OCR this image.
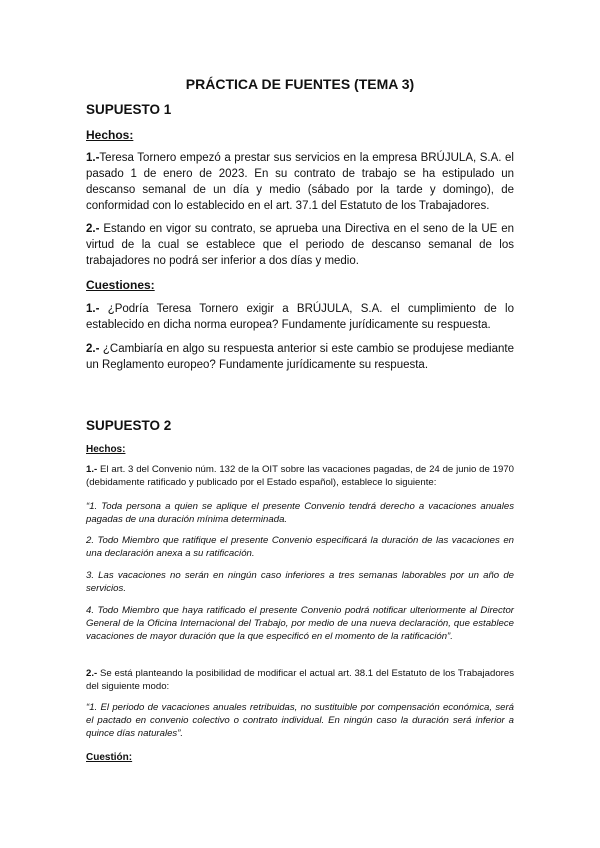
PRÁCTICA DE FUENTES (TEMA 3)
SUPUESTO 1
Hechos:
1.-Teresa Tornero empezó a prestar sus servicios en la empresa BRÚJULA, S.A. el pasado 1 de enero de 2023. En su contrato de trabajo se ha estipulado un descanso semanal de un día y medio (sábado por la tarde y domingo), de conformidad con lo establecido en el art. 37.1 del Estatuto de los Trabajadores.
2.- Estando en vigor su contrato, se aprueba una Directiva en el seno de la UE en virtud de la cual se establece que el periodo de descanso semanal de los trabajadores no podrá ser inferior a dos días y medio.
Cuestiones:
1.- ¿Podría Teresa Tornero exigir a BRÚJULA, S.A. el cumplimiento de lo establecido en dicha norma europea? Fundamente jurídicamente su respuesta.
2.- ¿Cambiaría en algo su respuesta anterior si este cambio se produjese mediante un Reglamento europeo? Fundamente jurídicamente su respuesta.
SUPUESTO 2
Hechos:
1.- El art. 3 del Convenio núm. 132 de la OIT sobre las vacaciones pagadas, de 24 de junio de 1970 (debidamente ratificado y publicado por el Estado español), establece lo siguiente:
“1. Toda persona a quien se aplique el presente Convenio tendrá derecho a vacaciones anuales pagadas de una duración mínima determinada.
2. Todo Miembro que ratifique el presente Convenio especificará la duración de las vacaciones en una declaración anexa a su ratificación.
3. Las vacaciones no serán en ningún caso inferiores a tres semanas laborables por un año de servicios.
4. Todo Miembro que haya ratificado el presente Convenio podrá notificar ulteriormente al Director General de la Oficina Internacional del Trabajo, por medio de una nueva declaración, que establece vacaciones de mayor duración que la que especificó en el momento de la ratificación”.
2.- Se está planteando la posibilidad de modificar el actual art. 38.1 del Estatuto de los Trabajadores del siguiente modo:
“1. El periodo de vacaciones anuales retribuidas, no sustituible por compensación económica, será el pactado en convenio colectivo o contrato individual. En ningún caso la duración será inferior a quince días naturales”.
Cuestión:
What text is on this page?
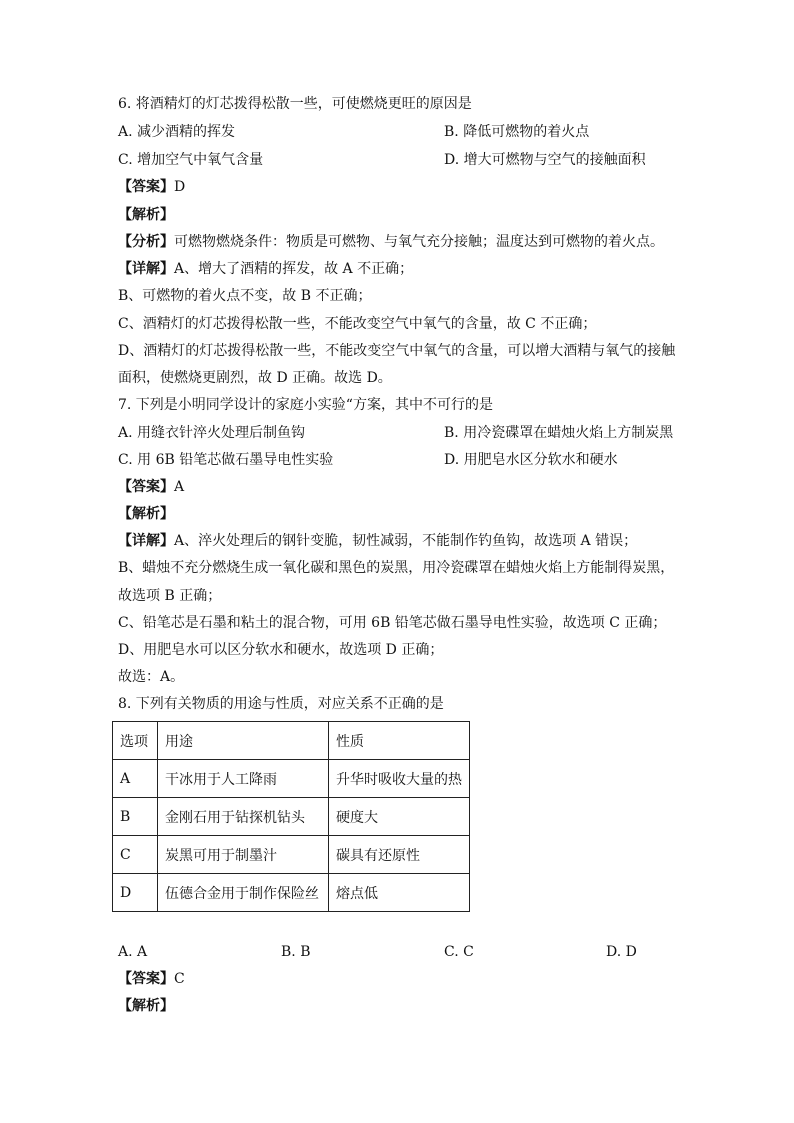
6. 将酒精灯的灯芯拨得松散一些，可使燃烧更旺的原因是
A. 减少酒精的挥发	B. 降低可燃物的着火点
C. 增加空气中氧气含量	D. 增大可燃物与空气的接触面积
【答案】D
【解析】
【分析】可燃物燃烧条件：物质是可燃物、与氧气充分接触；温度达到可燃物的着火点。
【详解】A、增大了酒精的挥发，故 A 不正确；
B、可燃物的着火点不变，故 B 不正确；
C、酒精灯的灯芯拨得松散一些，不能改变空气中氧气的含量，故 C 不正确；
D、酒精灯的灯芯拨得松散一些，不能改变空气中氧气的含量，可以增大酒精与氧气的接触
面积，使燃烧更剧烈，故 D 正确。故选 D。
7. 下列是小明同学设计的家庭小实验“方案，其中不可行的是
A. 用缝衣针淬火处理后制鱼钩	B. 用冷瓷碟罩在蜡烛火焰上方制炭黑
C. 用 6B 铅笔芯做石墨导电性实验	D. 用肥皂水区分软水和硬水
【答案】A
【解析】
【详解】A、淬火处理后的钢针变脆，韧性减弱，不能制作钓鱼钩，故选项 A 错误；
B、蜡烛不充分燃烧生成一氧化碳和黑色的炭黑，用冷瓷碟罩在蜡烛火焰上方能制得炭黑，
故选项 B 正确；
C、铅笔芯是石墨和粘土的混合物，可用 6B 铅笔芯做石墨导电性实验，故选项 C 正确；
D、用肥皂水可以区分软水和硬水，故选项 D 正确；
故选：A。
8. 下列有关物质的用途与性质，对应关系不正确的是
选项	用途	性质
A	干冰用于人工降雨	升华时吸收大量的热
B	金刚石用于钻探机钻头	硬度大
C	炭黑可用于制墨汁	碳具有还原性
D	伍德合金用于制作保险丝	熔点低
A. A	B. B	C. C	D. D
【答案】C
【解析】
------------------------------
:: THE EXERCISE ::
Every entry must be reproduced exactly, with the images left out.

:: REPLY TO THE TASK ::
OCR this image.
PRÁCTICA DE FUENTES (TEMA 3)
SUPUESTO 1
Hechos:
1.-Teresa Tornero empezó a prestar sus servicios en la empresa BRÚJULA, S.A. el pasado 1 de enero de 2023. En su contrato de trabajo se ha estipulado un descanso semanal de un día y medio (sábado por la tarde y domingo), de conformidad con lo establecido en el art. 37.1 del Estatuto de los Trabajadores.
2.- Estando en vigor su contrato, se aprueba una Directiva en el seno de la UE en virtud de la cual se establece que el periodo de descanso semanal de los trabajadores no podrá ser inferior a dos días y medio.
Cuestiones:
1.- ¿Podría Teresa Tornero exigir a BRÚJULA, S.A. el cumplimiento de lo establecido en dicha norma europea? Fundamente jurídicamente su respuesta.
2.- ¿Cambiaría en algo su respuesta anterior si este cambio se produjese mediante un Reglamento europeo? Fundamente jurídicamente su respuesta.
SUPUESTO 2
Hechos:
1.- El art. 3 del Convenio núm. 132 de la OIT sobre las vacaciones pagadas, de 24 de junio de 1970 (debidamente ratificado y publicado por el Estado español), establece lo siguiente:
“1. Toda persona a quien se aplique el presente Convenio tendrá derecho a vacaciones anuales pagadas de una duración mínima determinada.
2. Todo Miembro que ratifique el presente Convenio especificará la duración de las vacaciones en una declaración anexa a su ratificación.
3. Las vacaciones no serán en ningún caso inferiores a tres semanas laborables por un año de servicios.
4. Todo Miembro que haya ratificado el presente Convenio podrá notificar ulteriormente al Director General de la Oficina Internacional del Trabajo, por medio de una nueva declaración, que establece vacaciones de mayor duración que la que especificó en el momento de la ratificación”.
2.- Se está planteando la posibilidad de modificar el actual art. 38.1 del Estatuto de los Trabajadores del siguiente modo:
“1. El periodo de vacaciones anuales retribuidas, no sustituible por compensación económica, será el pactado en convenio colectivo o contrato individual. En ningún caso la duración será inferior a quince días naturales”.
Cuestión:
What text is on this page?
6. 将酒精灯的灯芯拨得松散一些，可使燃烧更旺的原因是
A. 减少酒精的挥发	B. 降低可燃物的着火点
C. 增加空气中氧气含量	D. 增大可燃物与空气的接触面积
【答案】D
【解析】
【分析】可燃物燃烧条件：物质是可燃物、与氧气充分接触；温度达到可燃物的着火点。
【详解】A、增大了酒精的挥发，故 A 不正确；
B、可燃物的着火点不变，故 B 不正确；
C、酒精灯的灯芯拨得松散一些，不能改变空气中氧气的含量，故 C 不正确；
D、酒精灯的灯芯拨得松散一些，不能改变空气中氧气的含量，可以增大酒精与氧气的接触
面积，使燃烧更剧烈，故 D 正确。故选 D。
7. 下列是小明同学设计的家庭小实验“方案，其中不可行的是
A. 用缝衣针淬火处理后制鱼钩	B. 用冷瓷碟罩在蜡烛火焰上方制炭黑
C. 用 6B 铅笔芯做石墨导电性实验	D. 用肥皂水区分软水和硬水
【答案】A
【解析】
【详解】A、淬火处理后的钢针变脆，韧性减弱，不能制作钓鱼钩，故选项 A 错误；
B、蜡烛不充分燃烧生成一氧化碳和黑色的炭黑，用冷瓷碟罩在蜡烛火焰上方能制得炭黑，
故选项 B 正确；
C、铅笔芯是石墨和粘土的混合物，可用 6B 铅笔芯做石墨导电性实验，故选项 C 正确；
D、用肥皂水可以区分软水和硬水，故选项 D 正确；
故选：A。
8. 下列有关物质的用途与性质，对应关系不正确的是
选项	用途	性质
A	干冰用于人工降雨	升华时吸收大量的热
B	金刚石用于钻探机钻头	硬度大
C	炭黑可用于制墨汁	碳具有还原性
D	伍德合金用于制作保险丝	熔点低
A. A	B. B	C. C	D. D
【答案】C
【解析】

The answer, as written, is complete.